= To be done =
Lines containing the string "grid" are to be counted. Write only how many there are.

A run of records
----------
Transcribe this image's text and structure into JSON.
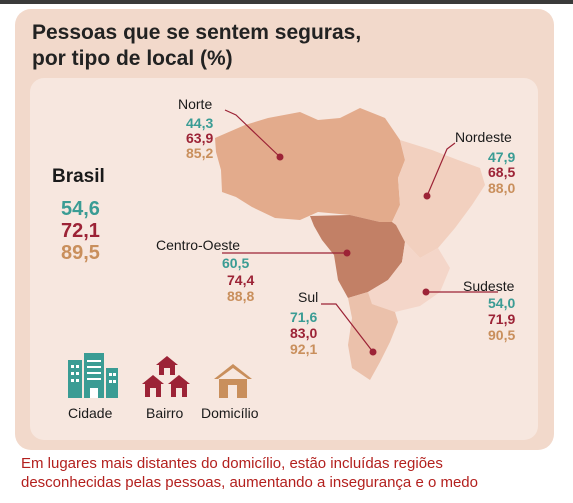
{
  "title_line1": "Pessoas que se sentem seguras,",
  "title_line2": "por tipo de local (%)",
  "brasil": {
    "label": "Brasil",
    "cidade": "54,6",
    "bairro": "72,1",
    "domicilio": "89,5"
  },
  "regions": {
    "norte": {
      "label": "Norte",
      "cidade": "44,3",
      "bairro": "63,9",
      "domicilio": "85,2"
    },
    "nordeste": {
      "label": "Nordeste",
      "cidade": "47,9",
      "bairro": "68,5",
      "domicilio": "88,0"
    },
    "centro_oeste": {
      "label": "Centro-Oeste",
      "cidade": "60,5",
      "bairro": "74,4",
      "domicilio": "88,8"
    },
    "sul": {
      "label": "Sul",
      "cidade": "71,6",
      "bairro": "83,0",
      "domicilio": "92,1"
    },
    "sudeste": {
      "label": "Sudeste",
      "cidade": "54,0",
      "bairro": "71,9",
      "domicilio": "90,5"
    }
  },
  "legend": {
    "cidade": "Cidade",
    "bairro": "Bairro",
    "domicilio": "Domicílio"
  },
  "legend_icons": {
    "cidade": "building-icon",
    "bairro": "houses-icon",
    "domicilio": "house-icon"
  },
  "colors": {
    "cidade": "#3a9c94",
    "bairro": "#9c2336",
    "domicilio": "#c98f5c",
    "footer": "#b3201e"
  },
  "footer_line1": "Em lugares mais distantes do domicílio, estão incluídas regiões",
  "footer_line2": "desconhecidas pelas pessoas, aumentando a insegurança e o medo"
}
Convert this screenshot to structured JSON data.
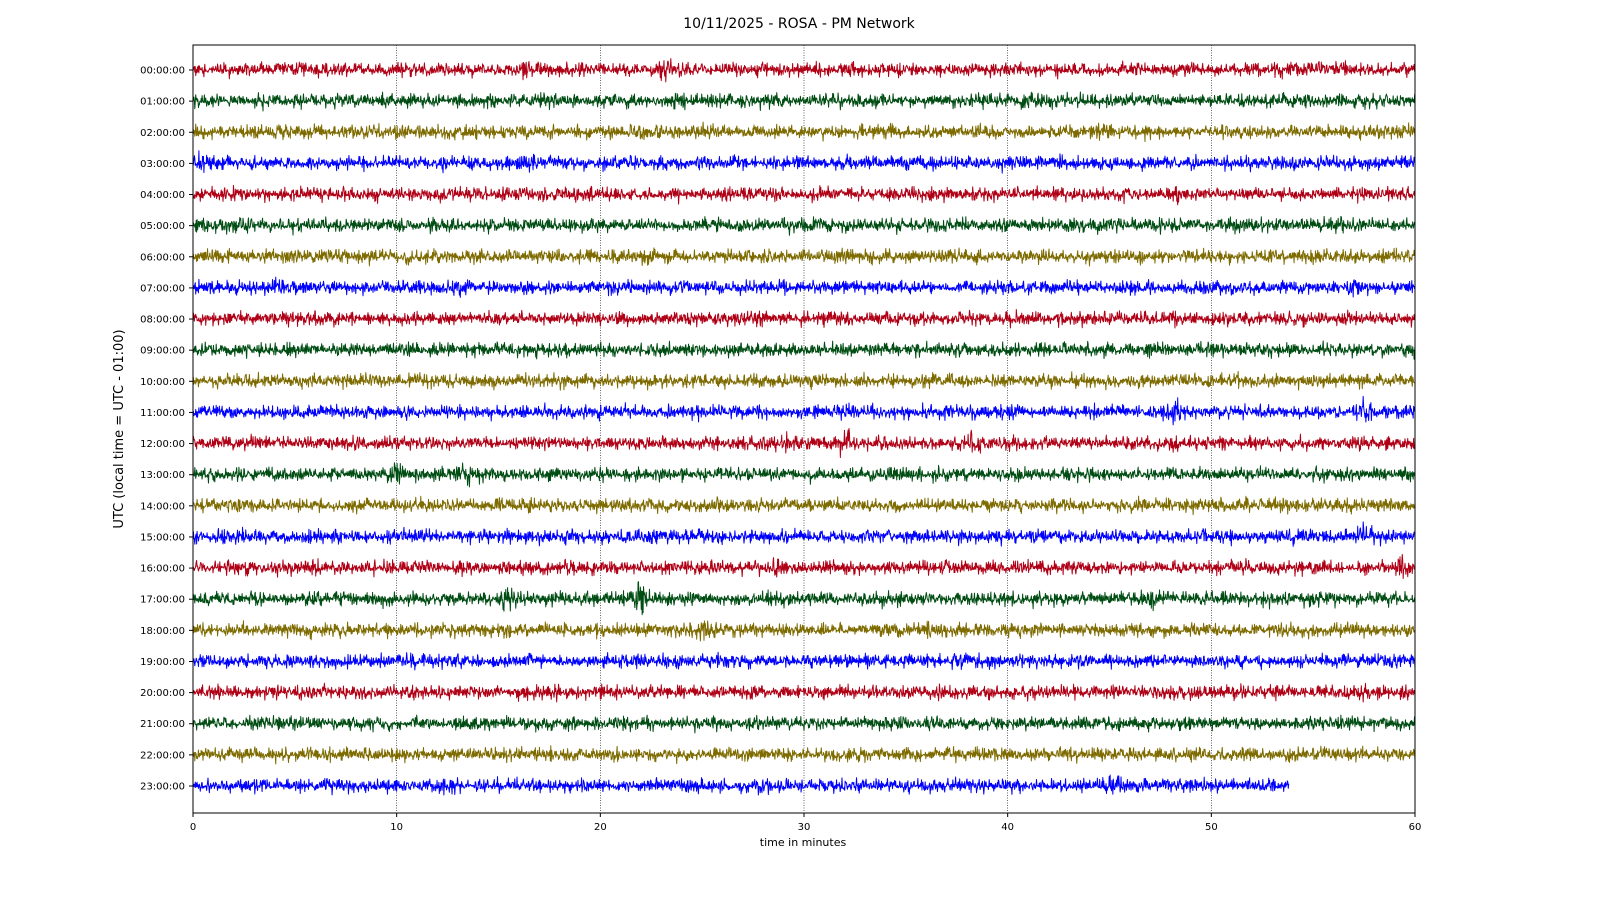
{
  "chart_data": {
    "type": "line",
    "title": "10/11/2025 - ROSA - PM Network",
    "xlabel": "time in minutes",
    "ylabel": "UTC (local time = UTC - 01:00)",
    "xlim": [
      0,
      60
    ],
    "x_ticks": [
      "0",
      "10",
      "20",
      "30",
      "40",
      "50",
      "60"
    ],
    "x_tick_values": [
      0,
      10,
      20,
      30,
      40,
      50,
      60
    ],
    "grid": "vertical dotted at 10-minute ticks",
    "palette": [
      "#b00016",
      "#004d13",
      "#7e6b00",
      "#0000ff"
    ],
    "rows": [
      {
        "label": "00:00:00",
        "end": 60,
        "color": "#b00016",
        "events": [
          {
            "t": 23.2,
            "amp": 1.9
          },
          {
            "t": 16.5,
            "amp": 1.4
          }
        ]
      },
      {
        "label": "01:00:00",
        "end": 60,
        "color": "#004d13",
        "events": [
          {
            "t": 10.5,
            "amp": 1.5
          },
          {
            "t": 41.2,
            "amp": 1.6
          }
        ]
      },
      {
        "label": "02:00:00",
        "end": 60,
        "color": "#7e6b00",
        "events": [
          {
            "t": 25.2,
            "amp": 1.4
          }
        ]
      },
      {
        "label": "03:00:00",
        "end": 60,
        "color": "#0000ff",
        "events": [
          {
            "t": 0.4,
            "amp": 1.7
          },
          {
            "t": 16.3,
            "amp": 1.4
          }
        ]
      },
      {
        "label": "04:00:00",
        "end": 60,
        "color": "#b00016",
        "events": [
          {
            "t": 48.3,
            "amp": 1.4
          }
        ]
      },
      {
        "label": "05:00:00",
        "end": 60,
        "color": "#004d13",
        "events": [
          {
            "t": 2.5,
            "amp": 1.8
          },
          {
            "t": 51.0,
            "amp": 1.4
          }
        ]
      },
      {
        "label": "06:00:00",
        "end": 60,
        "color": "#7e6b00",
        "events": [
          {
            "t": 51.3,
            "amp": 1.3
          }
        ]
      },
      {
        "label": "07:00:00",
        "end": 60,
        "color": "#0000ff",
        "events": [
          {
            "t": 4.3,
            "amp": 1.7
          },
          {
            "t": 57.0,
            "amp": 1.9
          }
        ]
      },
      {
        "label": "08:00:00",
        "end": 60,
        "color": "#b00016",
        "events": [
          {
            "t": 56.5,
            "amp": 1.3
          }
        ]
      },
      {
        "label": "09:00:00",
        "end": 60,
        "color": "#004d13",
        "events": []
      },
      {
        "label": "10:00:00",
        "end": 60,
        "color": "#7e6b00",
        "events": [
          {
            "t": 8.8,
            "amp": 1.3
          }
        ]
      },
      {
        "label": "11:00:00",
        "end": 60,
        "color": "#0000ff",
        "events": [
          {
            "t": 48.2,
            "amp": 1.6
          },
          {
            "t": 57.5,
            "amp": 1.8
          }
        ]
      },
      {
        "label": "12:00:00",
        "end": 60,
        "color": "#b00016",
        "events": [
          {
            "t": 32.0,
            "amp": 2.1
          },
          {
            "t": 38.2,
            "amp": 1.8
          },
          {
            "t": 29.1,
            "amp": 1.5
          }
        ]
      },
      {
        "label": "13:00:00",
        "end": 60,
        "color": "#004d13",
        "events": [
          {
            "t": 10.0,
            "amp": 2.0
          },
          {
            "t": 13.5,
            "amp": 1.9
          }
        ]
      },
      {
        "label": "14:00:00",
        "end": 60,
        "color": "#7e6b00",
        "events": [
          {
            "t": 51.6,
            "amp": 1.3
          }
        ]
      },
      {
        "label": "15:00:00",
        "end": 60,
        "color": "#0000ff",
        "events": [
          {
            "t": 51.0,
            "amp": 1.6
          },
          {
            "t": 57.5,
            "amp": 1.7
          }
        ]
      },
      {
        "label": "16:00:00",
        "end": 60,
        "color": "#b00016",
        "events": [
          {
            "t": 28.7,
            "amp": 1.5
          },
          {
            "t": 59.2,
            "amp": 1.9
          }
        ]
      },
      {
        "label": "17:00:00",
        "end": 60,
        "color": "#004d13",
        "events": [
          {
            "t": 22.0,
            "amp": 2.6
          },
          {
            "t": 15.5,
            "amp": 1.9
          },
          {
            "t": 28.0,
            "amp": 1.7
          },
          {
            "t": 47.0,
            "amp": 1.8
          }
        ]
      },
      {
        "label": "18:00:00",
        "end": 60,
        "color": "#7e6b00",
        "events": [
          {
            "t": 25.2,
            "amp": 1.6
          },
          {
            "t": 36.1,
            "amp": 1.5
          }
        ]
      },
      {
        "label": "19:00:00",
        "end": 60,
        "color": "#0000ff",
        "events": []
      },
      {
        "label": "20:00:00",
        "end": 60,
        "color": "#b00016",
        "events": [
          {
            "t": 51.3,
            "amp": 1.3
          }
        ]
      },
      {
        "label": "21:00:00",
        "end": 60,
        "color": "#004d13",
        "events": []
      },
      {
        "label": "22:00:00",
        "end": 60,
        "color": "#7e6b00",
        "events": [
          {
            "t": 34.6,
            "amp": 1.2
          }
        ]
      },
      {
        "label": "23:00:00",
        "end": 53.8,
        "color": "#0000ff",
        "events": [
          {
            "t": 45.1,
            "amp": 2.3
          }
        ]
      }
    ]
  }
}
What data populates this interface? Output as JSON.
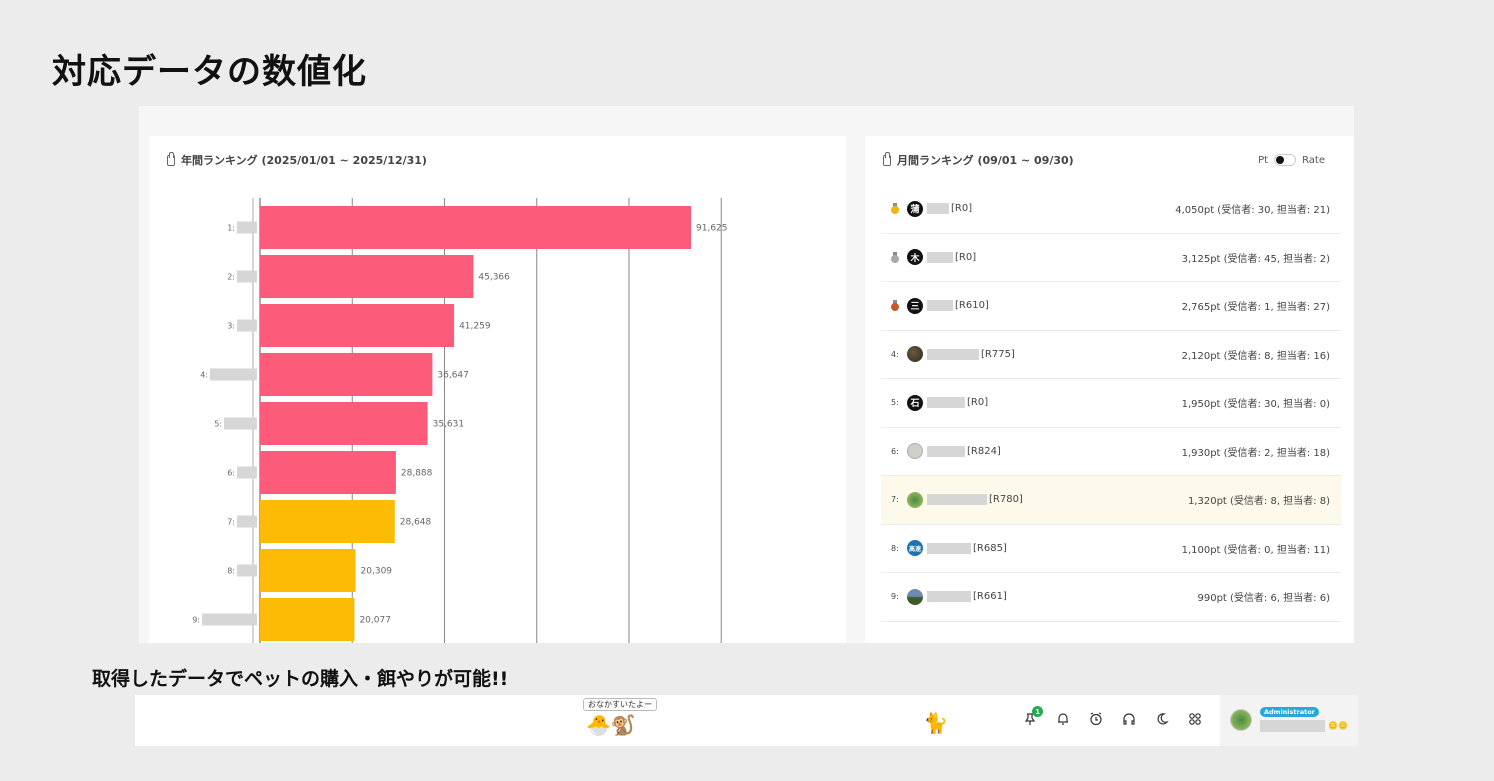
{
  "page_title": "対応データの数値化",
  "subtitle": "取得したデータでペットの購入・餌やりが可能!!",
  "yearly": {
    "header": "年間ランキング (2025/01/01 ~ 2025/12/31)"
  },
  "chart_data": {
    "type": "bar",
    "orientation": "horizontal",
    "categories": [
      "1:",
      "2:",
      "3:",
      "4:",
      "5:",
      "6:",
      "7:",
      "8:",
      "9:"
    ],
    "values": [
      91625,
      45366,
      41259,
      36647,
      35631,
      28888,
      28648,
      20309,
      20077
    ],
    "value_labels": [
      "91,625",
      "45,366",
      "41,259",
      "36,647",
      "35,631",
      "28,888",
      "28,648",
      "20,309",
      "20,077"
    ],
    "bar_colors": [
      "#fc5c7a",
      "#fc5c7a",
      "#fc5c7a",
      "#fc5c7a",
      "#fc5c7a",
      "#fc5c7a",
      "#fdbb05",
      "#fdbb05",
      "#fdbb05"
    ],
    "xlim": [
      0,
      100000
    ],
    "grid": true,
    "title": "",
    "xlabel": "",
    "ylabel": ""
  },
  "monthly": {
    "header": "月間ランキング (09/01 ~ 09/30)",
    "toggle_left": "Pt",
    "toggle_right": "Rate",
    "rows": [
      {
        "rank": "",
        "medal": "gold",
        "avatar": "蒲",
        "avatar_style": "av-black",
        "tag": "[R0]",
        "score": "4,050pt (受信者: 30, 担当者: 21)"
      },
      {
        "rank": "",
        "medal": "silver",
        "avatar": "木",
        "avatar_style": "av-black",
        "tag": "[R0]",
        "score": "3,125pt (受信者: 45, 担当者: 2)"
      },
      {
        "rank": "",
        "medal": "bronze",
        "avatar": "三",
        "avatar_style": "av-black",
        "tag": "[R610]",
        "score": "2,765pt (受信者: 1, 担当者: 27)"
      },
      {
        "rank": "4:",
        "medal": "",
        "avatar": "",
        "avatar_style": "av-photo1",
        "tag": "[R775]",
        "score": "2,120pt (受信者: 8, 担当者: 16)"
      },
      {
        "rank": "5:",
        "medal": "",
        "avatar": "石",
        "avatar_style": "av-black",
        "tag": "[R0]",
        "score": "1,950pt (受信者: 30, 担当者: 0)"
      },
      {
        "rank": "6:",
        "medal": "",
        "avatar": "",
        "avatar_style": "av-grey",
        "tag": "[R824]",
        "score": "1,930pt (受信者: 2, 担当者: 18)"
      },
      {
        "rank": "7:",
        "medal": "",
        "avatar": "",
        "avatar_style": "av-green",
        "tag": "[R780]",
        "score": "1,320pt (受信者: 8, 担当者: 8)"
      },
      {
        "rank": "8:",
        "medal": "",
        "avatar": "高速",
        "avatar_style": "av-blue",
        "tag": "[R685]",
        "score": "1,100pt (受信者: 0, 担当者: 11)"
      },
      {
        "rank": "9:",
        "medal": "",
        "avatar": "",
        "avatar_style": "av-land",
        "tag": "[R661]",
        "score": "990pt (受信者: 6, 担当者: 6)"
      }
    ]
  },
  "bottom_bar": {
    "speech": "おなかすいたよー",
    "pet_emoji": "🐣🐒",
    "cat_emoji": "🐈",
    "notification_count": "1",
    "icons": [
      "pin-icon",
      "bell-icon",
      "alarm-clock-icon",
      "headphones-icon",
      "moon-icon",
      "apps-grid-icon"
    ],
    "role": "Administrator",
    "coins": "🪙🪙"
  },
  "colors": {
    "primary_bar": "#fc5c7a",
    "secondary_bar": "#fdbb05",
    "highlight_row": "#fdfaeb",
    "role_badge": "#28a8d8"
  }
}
----------
= Solution =
3